(Dataset excerpt)
-------

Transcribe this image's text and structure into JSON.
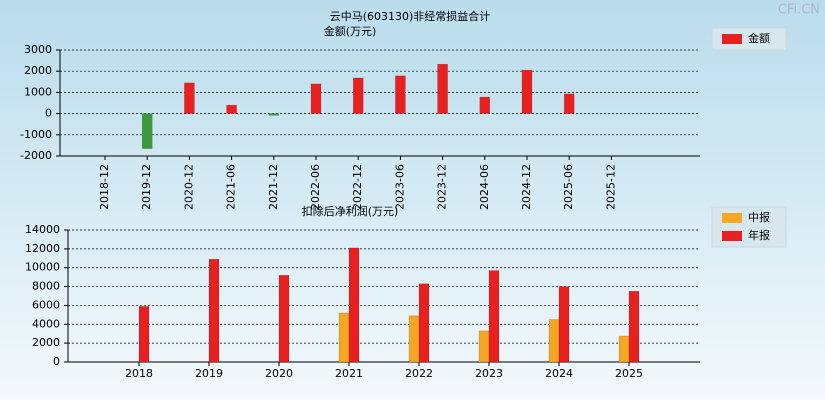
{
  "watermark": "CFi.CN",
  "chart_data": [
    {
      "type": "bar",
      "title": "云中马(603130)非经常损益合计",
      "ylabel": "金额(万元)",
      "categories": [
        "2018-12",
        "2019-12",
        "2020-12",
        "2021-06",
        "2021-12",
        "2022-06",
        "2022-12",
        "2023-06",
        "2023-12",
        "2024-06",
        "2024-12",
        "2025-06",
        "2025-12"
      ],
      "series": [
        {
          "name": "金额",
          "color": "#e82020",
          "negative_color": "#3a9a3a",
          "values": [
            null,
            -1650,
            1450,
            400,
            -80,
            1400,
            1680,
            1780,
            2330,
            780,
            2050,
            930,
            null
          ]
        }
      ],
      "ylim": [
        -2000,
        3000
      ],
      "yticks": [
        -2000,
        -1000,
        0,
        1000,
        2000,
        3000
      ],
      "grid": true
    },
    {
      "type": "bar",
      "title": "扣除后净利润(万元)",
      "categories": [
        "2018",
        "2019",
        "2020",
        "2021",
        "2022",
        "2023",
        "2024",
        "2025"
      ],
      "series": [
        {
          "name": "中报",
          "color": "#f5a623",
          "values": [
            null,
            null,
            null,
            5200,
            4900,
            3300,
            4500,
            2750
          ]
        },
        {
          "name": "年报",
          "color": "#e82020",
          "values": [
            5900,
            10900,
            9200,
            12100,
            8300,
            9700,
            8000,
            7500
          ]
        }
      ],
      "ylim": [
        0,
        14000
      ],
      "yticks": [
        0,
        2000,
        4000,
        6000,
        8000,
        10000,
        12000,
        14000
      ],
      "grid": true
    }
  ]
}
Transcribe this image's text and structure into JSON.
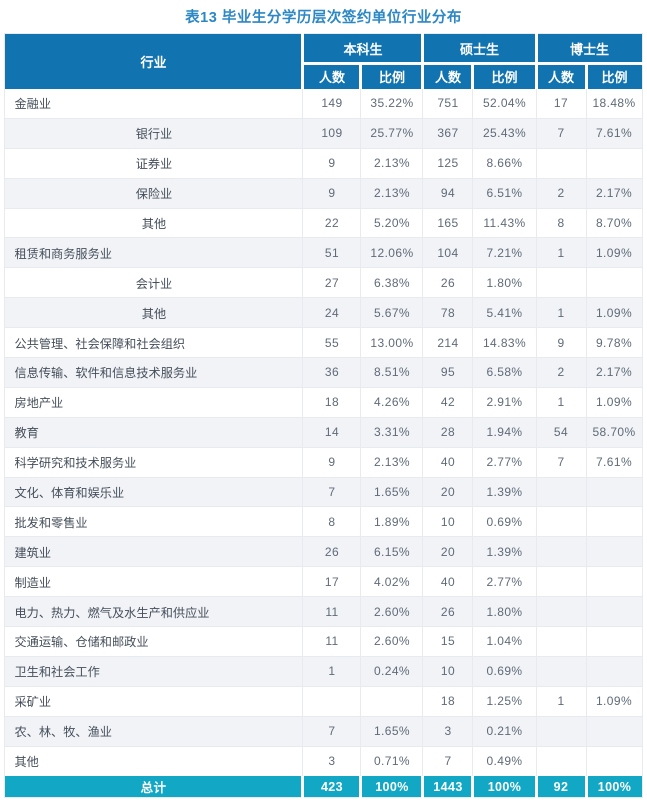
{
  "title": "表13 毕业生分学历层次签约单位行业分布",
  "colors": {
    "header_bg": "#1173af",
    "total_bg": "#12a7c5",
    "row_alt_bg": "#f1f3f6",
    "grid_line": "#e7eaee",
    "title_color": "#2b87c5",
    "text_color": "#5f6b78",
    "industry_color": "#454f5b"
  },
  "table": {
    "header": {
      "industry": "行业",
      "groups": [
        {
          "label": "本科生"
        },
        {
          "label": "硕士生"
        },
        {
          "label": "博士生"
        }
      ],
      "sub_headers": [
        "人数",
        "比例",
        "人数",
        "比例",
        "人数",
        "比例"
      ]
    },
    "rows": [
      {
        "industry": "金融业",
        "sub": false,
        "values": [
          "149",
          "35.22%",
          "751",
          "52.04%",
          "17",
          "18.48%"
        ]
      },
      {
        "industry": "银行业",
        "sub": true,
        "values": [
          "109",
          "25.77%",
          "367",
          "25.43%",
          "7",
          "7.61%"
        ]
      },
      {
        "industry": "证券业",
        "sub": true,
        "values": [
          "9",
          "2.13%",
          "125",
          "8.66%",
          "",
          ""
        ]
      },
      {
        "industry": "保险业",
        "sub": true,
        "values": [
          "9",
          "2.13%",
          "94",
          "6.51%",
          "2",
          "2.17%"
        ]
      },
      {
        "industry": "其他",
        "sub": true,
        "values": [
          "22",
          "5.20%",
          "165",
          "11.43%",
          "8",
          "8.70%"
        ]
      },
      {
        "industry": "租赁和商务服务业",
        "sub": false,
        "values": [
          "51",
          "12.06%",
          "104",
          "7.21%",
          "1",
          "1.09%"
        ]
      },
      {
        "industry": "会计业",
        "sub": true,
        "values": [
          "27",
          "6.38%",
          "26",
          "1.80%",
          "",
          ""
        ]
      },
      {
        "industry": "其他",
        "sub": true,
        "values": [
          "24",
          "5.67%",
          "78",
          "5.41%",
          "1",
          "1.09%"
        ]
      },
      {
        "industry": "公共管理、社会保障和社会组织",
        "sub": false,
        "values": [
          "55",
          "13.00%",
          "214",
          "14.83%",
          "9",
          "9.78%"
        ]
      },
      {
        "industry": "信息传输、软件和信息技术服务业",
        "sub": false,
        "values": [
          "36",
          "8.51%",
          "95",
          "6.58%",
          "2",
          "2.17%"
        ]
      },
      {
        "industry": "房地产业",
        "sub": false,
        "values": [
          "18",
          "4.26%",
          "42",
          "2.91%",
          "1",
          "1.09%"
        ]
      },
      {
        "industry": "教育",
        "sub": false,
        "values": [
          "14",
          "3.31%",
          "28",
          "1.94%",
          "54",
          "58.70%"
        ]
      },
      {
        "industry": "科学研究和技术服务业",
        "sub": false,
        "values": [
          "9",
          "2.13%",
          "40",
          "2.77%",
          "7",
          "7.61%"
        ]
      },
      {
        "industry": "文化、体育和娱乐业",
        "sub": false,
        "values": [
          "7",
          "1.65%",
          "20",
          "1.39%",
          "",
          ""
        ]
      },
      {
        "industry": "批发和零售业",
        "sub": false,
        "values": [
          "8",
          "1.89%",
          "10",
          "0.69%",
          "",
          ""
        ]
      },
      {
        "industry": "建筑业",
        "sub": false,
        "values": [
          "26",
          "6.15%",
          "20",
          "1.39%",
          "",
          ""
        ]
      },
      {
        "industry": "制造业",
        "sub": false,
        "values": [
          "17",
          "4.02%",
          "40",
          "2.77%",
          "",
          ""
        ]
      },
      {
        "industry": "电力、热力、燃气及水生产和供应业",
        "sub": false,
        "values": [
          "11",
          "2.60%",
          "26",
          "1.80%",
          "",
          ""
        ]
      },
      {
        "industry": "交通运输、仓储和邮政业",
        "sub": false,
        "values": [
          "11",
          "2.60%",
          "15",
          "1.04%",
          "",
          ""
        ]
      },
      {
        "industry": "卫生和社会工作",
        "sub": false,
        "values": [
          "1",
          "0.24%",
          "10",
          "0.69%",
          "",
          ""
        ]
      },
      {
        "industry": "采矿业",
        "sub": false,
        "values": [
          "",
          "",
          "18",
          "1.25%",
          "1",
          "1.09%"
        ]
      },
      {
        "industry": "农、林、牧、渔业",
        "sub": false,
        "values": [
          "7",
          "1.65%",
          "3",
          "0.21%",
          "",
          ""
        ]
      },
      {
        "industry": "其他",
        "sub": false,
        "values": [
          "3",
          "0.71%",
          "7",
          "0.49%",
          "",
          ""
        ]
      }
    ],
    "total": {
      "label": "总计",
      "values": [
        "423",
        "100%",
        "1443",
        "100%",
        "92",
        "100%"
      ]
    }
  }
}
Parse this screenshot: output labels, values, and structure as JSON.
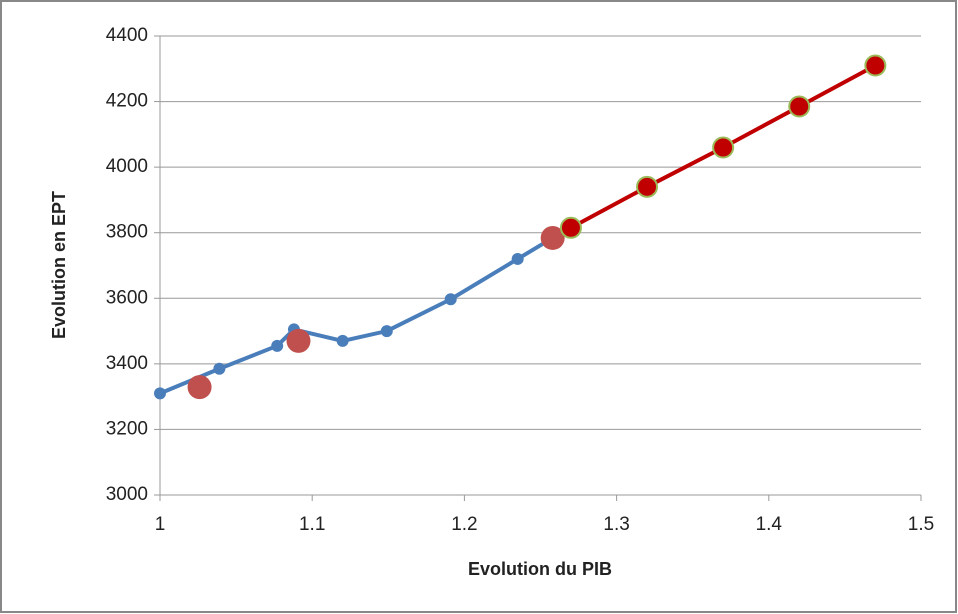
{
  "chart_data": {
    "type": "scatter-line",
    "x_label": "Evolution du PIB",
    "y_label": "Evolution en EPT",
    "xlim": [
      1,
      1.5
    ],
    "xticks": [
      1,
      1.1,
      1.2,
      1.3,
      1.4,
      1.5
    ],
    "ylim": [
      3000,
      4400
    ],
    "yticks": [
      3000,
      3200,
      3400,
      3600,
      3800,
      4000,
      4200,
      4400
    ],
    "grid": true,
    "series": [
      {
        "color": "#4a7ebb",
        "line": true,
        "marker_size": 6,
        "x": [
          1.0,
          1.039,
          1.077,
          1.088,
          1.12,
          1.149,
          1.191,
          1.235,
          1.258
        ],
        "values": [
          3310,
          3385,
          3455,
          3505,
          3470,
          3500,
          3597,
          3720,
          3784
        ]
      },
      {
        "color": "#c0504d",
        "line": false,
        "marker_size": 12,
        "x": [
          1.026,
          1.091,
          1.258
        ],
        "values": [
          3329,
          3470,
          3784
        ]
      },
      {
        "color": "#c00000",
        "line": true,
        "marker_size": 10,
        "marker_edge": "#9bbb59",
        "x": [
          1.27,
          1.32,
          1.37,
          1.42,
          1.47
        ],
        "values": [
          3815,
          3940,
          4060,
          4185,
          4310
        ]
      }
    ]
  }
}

-------

_Problem statement_
Reproduce the data verbatim. Do not carry any picture into the copy.

_Solution to the exercise_
Transcribe this image's text and structure into JSON.
{
  "watermark": "CFi.CN",
  "chart_data": [
    {
      "type": "bar",
      "title": "云中马(603130)非经常损益合计",
      "ylabel": "金额(万元)",
      "categories": [
        "2018-12",
        "2019-12",
        "2020-12",
        "2021-06",
        "2021-12",
        "2022-06",
        "2022-12",
        "2023-06",
        "2023-12",
        "2024-06",
        "2024-12",
        "2025-06",
        "2025-12"
      ],
      "series": [
        {
          "name": "金额",
          "color": "#e82020",
          "negative_color": "#3a9a3a",
          "values": [
            null,
            -1650,
            1450,
            400,
            -80,
            1400,
            1680,
            1780,
            2330,
            780,
            2050,
            930,
            null
          ]
        }
      ],
      "ylim": [
        -2000,
        3000
      ],
      "yticks": [
        -2000,
        -1000,
        0,
        1000,
        2000,
        3000
      ],
      "grid": true
    },
    {
      "type": "bar",
      "title": "扣除后净利润(万元)",
      "categories": [
        "2018",
        "2019",
        "2020",
        "2021",
        "2022",
        "2023",
        "2024",
        "2025"
      ],
      "series": [
        {
          "name": "中报",
          "color": "#f5a623",
          "values": [
            null,
            null,
            null,
            5200,
            4900,
            3300,
            4500,
            2750
          ]
        },
        {
          "name": "年报",
          "color": "#e82020",
          "values": [
            5900,
            10900,
            9200,
            12100,
            8300,
            9700,
            8000,
            7500
          ]
        }
      ],
      "ylim": [
        0,
        14000
      ],
      "yticks": [
        0,
        2000,
        4000,
        6000,
        8000,
        10000,
        12000,
        14000
      ],
      "grid": true
    }
  ]
}
Transcribe this image's text and structure into JSON.
{
  "title": "表13 毕业生分学历层次签约单位行业分布",
  "colors": {
    "header_bg": "#1173af",
    "total_bg": "#12a7c5",
    "row_alt_bg": "#f1f3f6",
    "grid_line": "#e7eaee",
    "title_color": "#2b87c5",
    "text_color": "#5f6b78",
    "industry_color": "#454f5b"
  },
  "table": {
    "header": {
      "industry": "行业",
      "groups": [
        {
          "label": "本科生"
        },
        {
          "label": "硕士生"
        },
        {
          "label": "博士生"
        }
      ],
      "sub_headers": [
        "人数",
        "比例",
        "人数",
        "比例",
        "人数",
        "比例"
      ]
    },
    "rows": [
      {
        "industry": "金融业",
        "sub": false,
        "values": [
          "149",
          "35.22%",
          "751",
          "52.04%",
          "17",
          "18.48%"
        ]
      },
      {
        "industry": "银行业",
        "sub": true,
        "values": [
          "109",
          "25.77%",
          "367",
          "25.43%",
          "7",
          "7.61%"
        ]
      },
      {
        "industry": "证券业",
        "sub": true,
        "values": [
          "9",
          "2.13%",
          "125",
          "8.66%",
          "",
          ""
        ]
      },
      {
        "industry": "保险业",
        "sub": true,
        "values": [
          "9",
          "2.13%",
          "94",
          "6.51%",
          "2",
          "2.17%"
        ]
      },
      {
        "industry": "其他",
        "sub": true,
        "values": [
          "22",
          "5.20%",
          "165",
          "11.43%",
          "8",
          "8.70%"
        ]
      },
      {
        "industry": "租赁和商务服务业",
        "sub": false,
        "values": [
          "51",
          "12.06%",
          "104",
          "7.21%",
          "1",
          "1.09%"
        ]
      },
      {
        "industry": "会计业",
        "sub": true,
        "values": [
          "27",
          "6.38%",
          "26",
          "1.80%",
          "",
          ""
        ]
      },
      {
        "industry": "其他",
        "sub": true,
        "values": [
          "24",
          "5.67%",
          "78",
          "5.41%",
          "1",
          "1.09%"
        ]
      },
      {
        "industry": "公共管理、社会保障和社会组织",
        "sub": false,
        "values": [
          "55",
          "13.00%",
          "214",
          "14.83%",
          "9",
          "9.78%"
        ]
      },
      {
        "industry": "信息传输、软件和信息技术服务业",
        "sub": false,
        "values": [
          "36",
          "8.51%",
          "95",
          "6.58%",
          "2",
          "2.17%"
        ]
      },
      {
        "industry": "房地产业",
        "sub": false,
        "values": [
          "18",
          "4.26%",
          "42",
          "2.91%",
          "1",
          "1.09%"
        ]
      },
      {
        "industry": "教育",
        "sub": false,
        "values": [
          "14",
          "3.31%",
          "28",
          "1.94%",
          "54",
          "58.70%"
        ]
      },
      {
        "industry": "科学研究和技术服务业",
        "sub": false,
        "values": [
          "9",
          "2.13%",
          "40",
          "2.77%",
          "7",
          "7.61%"
        ]
      },
      {
        "industry": "文化、体育和娱乐业",
        "sub": false,
        "values": [
          "7",
          "1.65%",
          "20",
          "1.39%",
          "",
          ""
        ]
      },
      {
        "industry": "批发和零售业",
        "sub": false,
        "values": [
          "8",
          "1.89%",
          "10",
          "0.69%",
          "",
          ""
        ]
      },
      {
        "industry": "建筑业",
        "sub": false,
        "values": [
          "26",
          "6.15%",
          "20",
          "1.39%",
          "",
          ""
        ]
      },
      {
        "industry": "制造业",
        "sub": false,
        "values": [
          "17",
          "4.02%",
          "40",
          "2.77%",
          "",
          ""
        ]
      },
      {
        "industry": "电力、热力、燃气及水生产和供应业",
        "sub": false,
        "values": [
          "11",
          "2.60%",
          "26",
          "1.80%",
          "",
          ""
        ]
      },
      {
        "industry": "交通运输、仓储和邮政业",
        "sub": false,
        "values": [
          "11",
          "2.60%",
          "15",
          "1.04%",
          "",
          ""
        ]
      },
      {
        "industry": "卫生和社会工作",
        "sub": false,
        "values": [
          "1",
          "0.24%",
          "10",
          "0.69%",
          "",
          ""
        ]
      },
      {
        "industry": "采矿业",
        "sub": false,
        "values": [
          "",
          "",
          "18",
          "1.25%",
          "1",
          "1.09%"
        ]
      },
      {
        "industry": "农、林、牧、渔业",
        "sub": false,
        "values": [
          "7",
          "1.65%",
          "3",
          "0.21%",
          "",
          ""
        ]
      },
      {
        "industry": "其他",
        "sub": false,
        "values": [
          "3",
          "0.71%",
          "7",
          "0.49%",
          "",
          ""
        ]
      }
    ],
    "total": {
      "label": "总计",
      "values": [
        "423",
        "100%",
        "1443",
        "100%",
        "92",
        "100%"
      ]
    }
  }
}
Parse this screenshot: output labels, values, and structure as JSON.
{
  "chart_data": {
    "type": "scatter-line",
    "x_label": "Evolution du PIB",
    "y_label": "Evolution en EPT",
    "xlim": [
      1,
      1.5
    ],
    "xticks": [
      1,
      1.1,
      1.2,
      1.3,
      1.4,
      1.5
    ],
    "ylim": [
      3000,
      4400
    ],
    "yticks": [
      3000,
      3200,
      3400,
      3600,
      3800,
      4000,
      4200,
      4400
    ],
    "grid": true,
    "series": [
      {
        "color": "#4a7ebb",
        "line": true,
        "marker_size": 6,
        "x": [
          1.0,
          1.039,
          1.077,
          1.088,
          1.12,
          1.149,
          1.191,
          1.235,
          1.258
        ],
        "values": [
          3310,
          3385,
          3455,
          3505,
          3470,
          3500,
          3597,
          3720,
          3784
        ]
      },
      {
        "color": "#c0504d",
        "line": false,
        "marker_size": 12,
        "x": [
          1.026,
          1.091,
          1.258
        ],
        "values": [
          3329,
          3470,
          3784
        ]
      },
      {
        "color": "#c00000",
        "line": true,
        "marker_size": 10,
        "marker_edge": "#9bbb59",
        "x": [
          1.27,
          1.32,
          1.37,
          1.42,
          1.47
        ],
        "values": [
          3815,
          3940,
          4060,
          4185,
          4310
        ]
      }
    ]
  }
}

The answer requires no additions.